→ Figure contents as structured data
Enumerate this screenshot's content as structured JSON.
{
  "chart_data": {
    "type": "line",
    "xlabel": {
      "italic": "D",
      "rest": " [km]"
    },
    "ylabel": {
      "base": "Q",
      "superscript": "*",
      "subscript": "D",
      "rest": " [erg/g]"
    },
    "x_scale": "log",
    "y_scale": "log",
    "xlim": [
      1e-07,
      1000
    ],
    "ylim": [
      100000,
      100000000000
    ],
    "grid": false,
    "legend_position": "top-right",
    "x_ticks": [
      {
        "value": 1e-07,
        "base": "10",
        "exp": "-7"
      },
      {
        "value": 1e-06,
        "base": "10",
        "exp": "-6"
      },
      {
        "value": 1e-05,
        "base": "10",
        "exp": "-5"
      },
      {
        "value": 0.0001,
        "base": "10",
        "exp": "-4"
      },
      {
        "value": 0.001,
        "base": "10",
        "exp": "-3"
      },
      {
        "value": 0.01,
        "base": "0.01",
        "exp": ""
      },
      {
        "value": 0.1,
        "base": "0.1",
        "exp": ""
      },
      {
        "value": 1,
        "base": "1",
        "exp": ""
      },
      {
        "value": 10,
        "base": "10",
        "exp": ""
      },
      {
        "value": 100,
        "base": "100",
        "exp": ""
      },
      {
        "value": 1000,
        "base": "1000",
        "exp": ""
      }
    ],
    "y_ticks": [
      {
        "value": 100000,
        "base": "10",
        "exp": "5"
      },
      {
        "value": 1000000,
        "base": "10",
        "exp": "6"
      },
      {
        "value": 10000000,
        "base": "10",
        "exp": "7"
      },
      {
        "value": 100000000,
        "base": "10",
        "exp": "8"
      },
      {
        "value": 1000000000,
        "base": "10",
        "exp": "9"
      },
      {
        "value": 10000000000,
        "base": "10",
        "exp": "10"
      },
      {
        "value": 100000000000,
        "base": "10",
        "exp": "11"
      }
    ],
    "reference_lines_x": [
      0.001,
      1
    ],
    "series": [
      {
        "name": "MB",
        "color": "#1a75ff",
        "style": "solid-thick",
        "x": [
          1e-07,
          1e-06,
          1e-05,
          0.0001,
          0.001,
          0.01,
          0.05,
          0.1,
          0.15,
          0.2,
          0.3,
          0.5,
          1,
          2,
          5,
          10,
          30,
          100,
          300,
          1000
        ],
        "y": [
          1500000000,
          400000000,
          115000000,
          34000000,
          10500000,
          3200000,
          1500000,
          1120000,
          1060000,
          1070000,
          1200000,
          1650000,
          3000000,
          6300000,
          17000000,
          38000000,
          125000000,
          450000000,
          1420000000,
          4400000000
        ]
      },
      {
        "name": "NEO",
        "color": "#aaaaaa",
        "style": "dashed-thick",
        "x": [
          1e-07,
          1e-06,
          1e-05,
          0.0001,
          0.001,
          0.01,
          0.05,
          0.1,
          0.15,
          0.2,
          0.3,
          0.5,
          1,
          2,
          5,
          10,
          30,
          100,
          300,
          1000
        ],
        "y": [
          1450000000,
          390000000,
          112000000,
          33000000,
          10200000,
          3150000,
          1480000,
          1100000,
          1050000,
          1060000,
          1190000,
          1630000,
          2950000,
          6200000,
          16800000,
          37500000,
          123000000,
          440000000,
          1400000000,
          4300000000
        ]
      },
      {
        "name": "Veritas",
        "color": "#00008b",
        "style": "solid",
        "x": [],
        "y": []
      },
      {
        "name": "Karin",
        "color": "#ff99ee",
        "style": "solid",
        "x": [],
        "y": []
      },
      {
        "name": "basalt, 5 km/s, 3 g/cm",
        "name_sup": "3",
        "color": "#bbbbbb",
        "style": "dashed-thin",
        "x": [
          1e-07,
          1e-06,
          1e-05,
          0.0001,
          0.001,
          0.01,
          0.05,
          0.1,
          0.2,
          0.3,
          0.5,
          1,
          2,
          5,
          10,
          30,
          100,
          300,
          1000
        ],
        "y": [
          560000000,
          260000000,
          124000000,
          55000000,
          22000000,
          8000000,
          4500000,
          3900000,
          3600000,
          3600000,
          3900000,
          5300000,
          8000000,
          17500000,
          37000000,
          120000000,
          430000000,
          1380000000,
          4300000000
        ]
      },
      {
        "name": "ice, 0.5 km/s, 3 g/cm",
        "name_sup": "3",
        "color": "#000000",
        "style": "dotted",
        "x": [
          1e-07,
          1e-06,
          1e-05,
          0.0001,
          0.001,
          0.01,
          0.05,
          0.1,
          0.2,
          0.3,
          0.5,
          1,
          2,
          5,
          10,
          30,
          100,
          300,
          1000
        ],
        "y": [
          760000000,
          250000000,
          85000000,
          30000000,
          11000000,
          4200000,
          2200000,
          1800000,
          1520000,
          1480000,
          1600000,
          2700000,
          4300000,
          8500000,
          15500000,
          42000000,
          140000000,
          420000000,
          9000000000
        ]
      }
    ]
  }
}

→ Set problem
What do the records say? Quote them all exactly.

→ Exercise response
Enumerate this screenshot's content as structured JSON.
{
  "chart_data": {
    "type": "line",
    "xlabel": {
      "italic": "D",
      "rest": " [km]"
    },
    "ylabel": {
      "base": "Q",
      "superscript": "*",
      "subscript": "D",
      "rest": " [erg/g]"
    },
    "x_scale": "log",
    "y_scale": "log",
    "xlim": [
      1e-07,
      1000
    ],
    "ylim": [
      100000,
      100000000000
    ],
    "grid": false,
    "legend_position": "top-right",
    "x_ticks": [
      {
        "value": 1e-07,
        "base": "10",
        "exp": "-7"
      },
      {
        "value": 1e-06,
        "base": "10",
        "exp": "-6"
      },
      {
        "value": 1e-05,
        "base": "10",
        "exp": "-5"
      },
      {
        "value": 0.0001,
        "base": "10",
        "exp": "-4"
      },
      {
        "value": 0.001,
        "base": "10",
        "exp": "-3"
      },
      {
        "value": 0.01,
        "base": "0.01",
        "exp": ""
      },
      {
        "value": 0.1,
        "base": "0.1",
        "exp": ""
      },
      {
        "value": 1,
        "base": "1",
        "exp": ""
      },
      {
        "value": 10,
        "base": "10",
        "exp": ""
      },
      {
        "value": 100,
        "base": "100",
        "exp": ""
      },
      {
        "value": 1000,
        "base": "1000",
        "exp": ""
      }
    ],
    "y_ticks": [
      {
        "value": 100000,
        "base": "10",
        "exp": "5"
      },
      {
        "value": 1000000,
        "base": "10",
        "exp": "6"
      },
      {
        "value": 10000000,
        "base": "10",
        "exp": "7"
      },
      {
        "value": 100000000,
        "base": "10",
        "exp": "8"
      },
      {
        "value": 1000000000,
        "base": "10",
        "exp": "9"
      },
      {
        "value": 10000000000,
        "base": "10",
        "exp": "10"
      },
      {
        "value": 100000000000,
        "base": "10",
        "exp": "11"
      }
    ],
    "reference_lines_x": [
      0.001,
      1
    ],
    "series": [
      {
        "name": "MB",
        "color": "#1a75ff",
        "style": "solid-thick",
        "x": [
          1e-07,
          1e-06,
          1e-05,
          0.0001,
          0.001,
          0.01,
          0.05,
          0.1,
          0.15,
          0.2,
          0.3,
          0.5,
          1,
          2,
          5,
          10,
          30,
          100,
          300,
          1000
        ],
        "y": [
          1500000000,
          400000000,
          115000000,
          34000000,
          10500000,
          3200000,
          1500000,
          1120000,
          1060000,
          1070000,
          1200000,
          1650000,
          3000000,
          6300000,
          17000000,
          38000000,
          125000000,
          450000000,
          1420000000,
          4400000000
        ]
      },
      {
        "name": "NEO",
        "color": "#aaaaaa",
        "style": "dashed-thick",
        "x": [
          1e-07,
          1e-06,
          1e-05,
          0.0001,
          0.001,
          0.01,
          0.05,
          0.1,
          0.15,
          0.2,
          0.3,
          0.5,
          1,
          2,
          5,
          10,
          30,
          100,
          300,
          1000
        ],
        "y": [
          1450000000,
          390000000,
          112000000,
          33000000,
          10200000,
          3150000,
          1480000,
          1100000,
          1050000,
          1060000,
          1190000,
          1630000,
          2950000,
          6200000,
          16800000,
          37500000,
          123000000,
          440000000,
          1400000000,
          4300000000
        ]
      },
      {
        "name": "Veritas",
        "color": "#00008b",
        "style": "solid",
        "x": [],
        "y": []
      },
      {
        "name": "Karin",
        "color": "#ff99ee",
        "style": "solid",
        "x": [],
        "y": []
      },
      {
        "name": "basalt, 5 km/s, 3 g/cm",
        "name_sup": "3",
        "color": "#bbbbbb",
        "style": "dashed-thin",
        "x": [
          1e-07,
          1e-06,
          1e-05,
          0.0001,
          0.001,
          0.01,
          0.05,
          0.1,
          0.2,
          0.3,
          0.5,
          1,
          2,
          5,
          10,
          30,
          100,
          300,
          1000
        ],
        "y": [
          560000000,
          260000000,
          124000000,
          55000000,
          22000000,
          8000000,
          4500000,
          3900000,
          3600000,
          3600000,
          3900000,
          5300000,
          8000000,
          17500000,
          37000000,
          120000000,
          430000000,
          1380000000,
          4300000000
        ]
      },
      {
        "name": "ice, 0.5 km/s, 3 g/cm",
        "name_sup": "3",
        "color": "#000000",
        "style": "dotted",
        "x": [
          1e-07,
          1e-06,
          1e-05,
          0.0001,
          0.001,
          0.01,
          0.05,
          0.1,
          0.2,
          0.3,
          0.5,
          1,
          2,
          5,
          10,
          30,
          100,
          300,
          1000
        ],
        "y": [
          760000000,
          250000000,
          85000000,
          30000000,
          11000000,
          4200000,
          2200000,
          1800000,
          1520000,
          1480000,
          1600000,
          2700000,
          4300000,
          8500000,
          15500000,
          42000000,
          140000000,
          420000000,
          9000000000
        ]
      }
    ]
  }
}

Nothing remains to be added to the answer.